■ **Problem details**
Leave out every picture, then transcribe the rest of the listing exactly.

■ **Stored records**

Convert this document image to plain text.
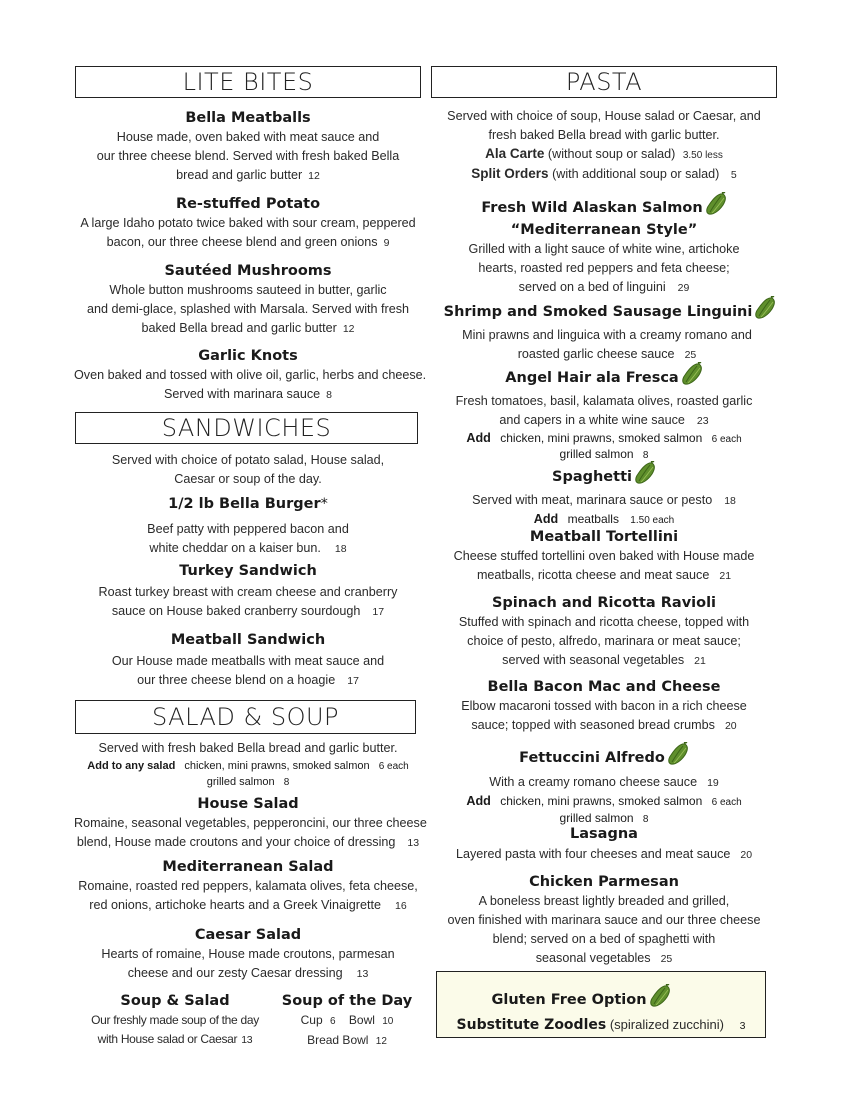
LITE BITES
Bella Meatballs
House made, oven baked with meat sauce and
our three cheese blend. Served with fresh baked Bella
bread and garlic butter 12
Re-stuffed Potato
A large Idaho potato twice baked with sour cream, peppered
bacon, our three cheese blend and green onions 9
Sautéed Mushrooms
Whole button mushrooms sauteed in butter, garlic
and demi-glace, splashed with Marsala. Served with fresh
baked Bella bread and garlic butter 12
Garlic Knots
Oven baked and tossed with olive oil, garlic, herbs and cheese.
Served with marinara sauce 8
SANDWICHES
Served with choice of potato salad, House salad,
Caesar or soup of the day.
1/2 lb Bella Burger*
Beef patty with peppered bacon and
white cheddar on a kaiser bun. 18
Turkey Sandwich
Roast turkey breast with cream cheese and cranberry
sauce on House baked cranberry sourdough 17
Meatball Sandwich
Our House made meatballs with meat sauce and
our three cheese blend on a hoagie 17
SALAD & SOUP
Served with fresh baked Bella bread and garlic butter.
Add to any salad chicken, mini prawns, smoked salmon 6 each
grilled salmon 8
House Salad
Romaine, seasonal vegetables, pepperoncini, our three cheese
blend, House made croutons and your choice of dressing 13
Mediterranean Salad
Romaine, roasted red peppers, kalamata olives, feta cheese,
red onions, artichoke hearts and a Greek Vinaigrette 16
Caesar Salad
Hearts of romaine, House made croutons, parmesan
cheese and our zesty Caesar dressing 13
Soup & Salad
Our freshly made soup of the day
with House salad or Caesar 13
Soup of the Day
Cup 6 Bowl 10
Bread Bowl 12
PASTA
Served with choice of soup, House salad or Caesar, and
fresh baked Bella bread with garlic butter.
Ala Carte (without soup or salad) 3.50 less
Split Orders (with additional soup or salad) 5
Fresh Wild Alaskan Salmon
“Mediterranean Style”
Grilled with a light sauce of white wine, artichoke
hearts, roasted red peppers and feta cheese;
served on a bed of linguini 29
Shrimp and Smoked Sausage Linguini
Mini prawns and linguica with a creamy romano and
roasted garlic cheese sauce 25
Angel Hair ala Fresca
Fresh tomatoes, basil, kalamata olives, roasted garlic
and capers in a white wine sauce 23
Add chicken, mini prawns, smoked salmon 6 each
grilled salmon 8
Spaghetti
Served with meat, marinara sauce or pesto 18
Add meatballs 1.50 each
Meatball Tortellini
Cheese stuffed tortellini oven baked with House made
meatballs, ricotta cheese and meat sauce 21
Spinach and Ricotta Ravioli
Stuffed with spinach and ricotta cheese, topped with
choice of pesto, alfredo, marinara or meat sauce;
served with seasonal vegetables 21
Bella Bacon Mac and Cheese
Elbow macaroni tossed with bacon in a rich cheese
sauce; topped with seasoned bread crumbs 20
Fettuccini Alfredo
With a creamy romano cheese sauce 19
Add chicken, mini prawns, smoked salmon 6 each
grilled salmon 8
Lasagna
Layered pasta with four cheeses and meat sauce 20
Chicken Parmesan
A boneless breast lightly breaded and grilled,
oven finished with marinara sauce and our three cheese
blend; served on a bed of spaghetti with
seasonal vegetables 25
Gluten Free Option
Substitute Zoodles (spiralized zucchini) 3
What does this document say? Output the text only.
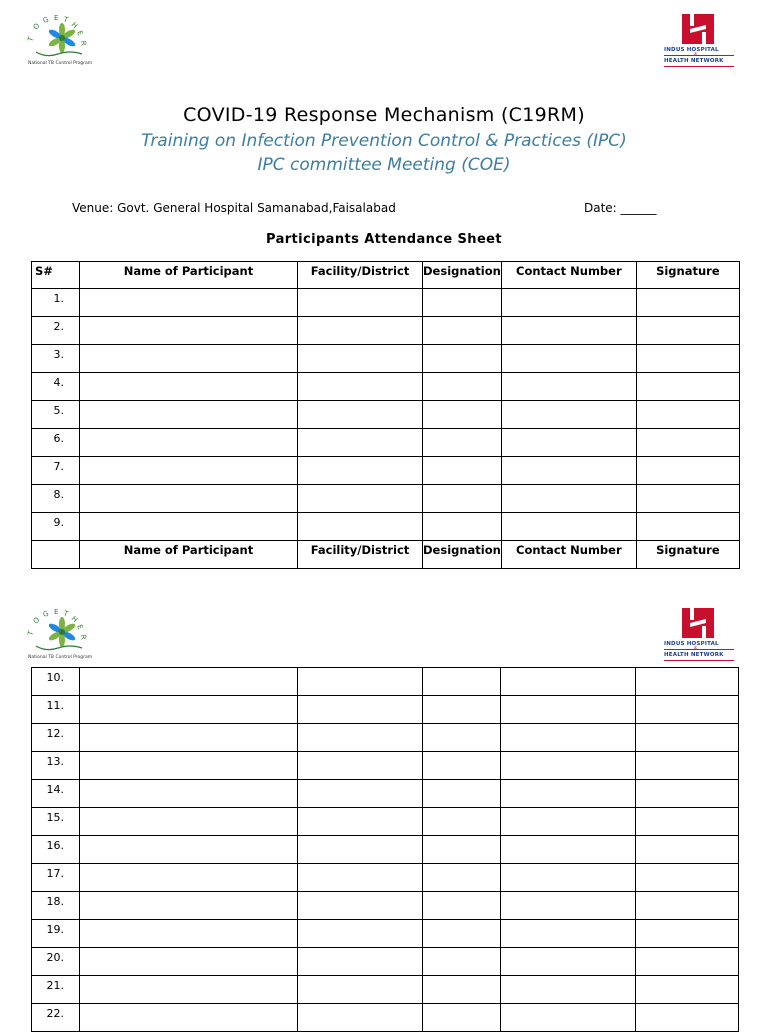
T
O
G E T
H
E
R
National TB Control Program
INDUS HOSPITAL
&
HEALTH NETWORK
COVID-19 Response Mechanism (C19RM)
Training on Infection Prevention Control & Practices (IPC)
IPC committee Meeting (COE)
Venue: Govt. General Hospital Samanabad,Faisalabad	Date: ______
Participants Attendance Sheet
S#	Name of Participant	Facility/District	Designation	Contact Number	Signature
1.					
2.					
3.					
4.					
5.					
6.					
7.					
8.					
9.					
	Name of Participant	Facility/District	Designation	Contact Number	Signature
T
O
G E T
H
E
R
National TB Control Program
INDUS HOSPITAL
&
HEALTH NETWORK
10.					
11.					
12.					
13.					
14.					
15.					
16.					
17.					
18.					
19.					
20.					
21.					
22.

■ **Finished task**
Convert this document image to plain text.
LITE BITES
Bella Meatballs
House made, oven baked with meat sauce and
our three cheese blend. Served with fresh baked Bella
bread and garlic butter 12
Re-stuffed Potato
A large Idaho potato twice baked with sour cream, peppered
bacon, our three cheese blend and green onions 9
Sautéed Mushrooms
Whole button mushrooms sauteed in butter, garlic
and demi-glace, splashed with Marsala. Served with fresh
baked Bella bread and garlic butter 12
Garlic Knots
Oven baked and tossed with olive oil, garlic, herbs and cheese.
Served with marinara sauce 8
SANDWICHES
Served with choice of potato salad, House salad,
Caesar or soup of the day.
1/2 lb Bella Burger*
Beef patty with peppered bacon and
white cheddar on a kaiser bun. 18
Turkey Sandwich
Roast turkey breast with cream cheese and cranberry
sauce on House baked cranberry sourdough 17
Meatball Sandwich
Our House made meatballs with meat sauce and
our three cheese blend on a hoagie 17
SALAD & SOUP
Served with fresh baked Bella bread and garlic butter.
Add to any salad chicken, mini prawns, smoked salmon 6 each
grilled salmon 8
House Salad
Romaine, seasonal vegetables, pepperoncini, our three cheese
blend, House made croutons and your choice of dressing 13
Mediterranean Salad
Romaine, roasted red peppers, kalamata olives, feta cheese,
red onions, artichoke hearts and a Greek Vinaigrette 16
Caesar Salad
Hearts of romaine, House made croutons, parmesan
cheese and our zesty Caesar dressing 13
Soup & Salad
Our freshly made soup of the day
with House salad or Caesar 13
Soup of the Day
Cup 6 Bowl 10
Bread Bowl 12
PASTA
Served with choice of soup, House salad or Caesar, and
fresh baked Bella bread with garlic butter.
Ala Carte (without soup or salad) 3.50 less
Split Orders (with additional soup or salad) 5
Fresh Wild Alaskan Salmon
“Mediterranean Style”
Grilled with a light sauce of white wine, artichoke
hearts, roasted red peppers and feta cheese;
served on a bed of linguini 29
Shrimp and Smoked Sausage Linguini
Mini prawns and linguica with a creamy romano and
roasted garlic cheese sauce 25
Angel Hair ala Fresca
Fresh tomatoes, basil, kalamata olives, roasted garlic
and capers in a white wine sauce 23
Add chicken, mini prawns, smoked salmon 6 each
grilled salmon 8
Spaghetti
Served with meat, marinara sauce or pesto 18
Add meatballs 1.50 each
Meatball Tortellini
Cheese stuffed tortellini oven baked with House made
meatballs, ricotta cheese and meat sauce 21
Spinach and Ricotta Ravioli
Stuffed with spinach and ricotta cheese, topped with
choice of pesto, alfredo, marinara or meat sauce;
served with seasonal vegetables 21
Bella Bacon Mac and Cheese
Elbow macaroni tossed with bacon in a rich cheese
sauce; topped with seasoned bread crumbs 20
Fettuccini Alfredo
With a creamy romano cheese sauce 19
Add chicken, mini prawns, smoked salmon 6 each
grilled salmon 8
Lasagna
Layered pasta with four cheeses and meat sauce 20
Chicken Parmesan
A boneless breast lightly breaded and grilled,
oven finished with marinara sauce and our three cheese
blend; served on a bed of spaghetti with
seasonal vegetables 25
Gluten Free Option
Substitute Zoodles (spiralized zucchini) 3
What does this document say? Output the text only.
T
O
G E T
H
E
R
National TB Control Program
INDUS HOSPITAL
&
HEALTH NETWORK
COVID-19 Response Mechanism (C19RM)
Training on Infection Prevention Control & Practices (IPC)
IPC committee Meeting (COE)
Venue: Govt. General Hospital Samanabad,Faisalabad	Date: ______
Participants Attendance Sheet
S#	Name of Participant	Facility/District	Designation	Contact Number	Signature
1.					
2.					
3.					
4.					
5.					
6.					
7.					
8.					
9.					
	Name of Participant	Facility/District	Designation	Contact Number	Signature
T
O
G E T
H
E
R
National TB Control Program
INDUS HOSPITAL
&
HEALTH NETWORK
10.					
11.					
12.					
13.					
14.					
15.					
16.					
17.					
18.					
19.					
20.					
21.					
22.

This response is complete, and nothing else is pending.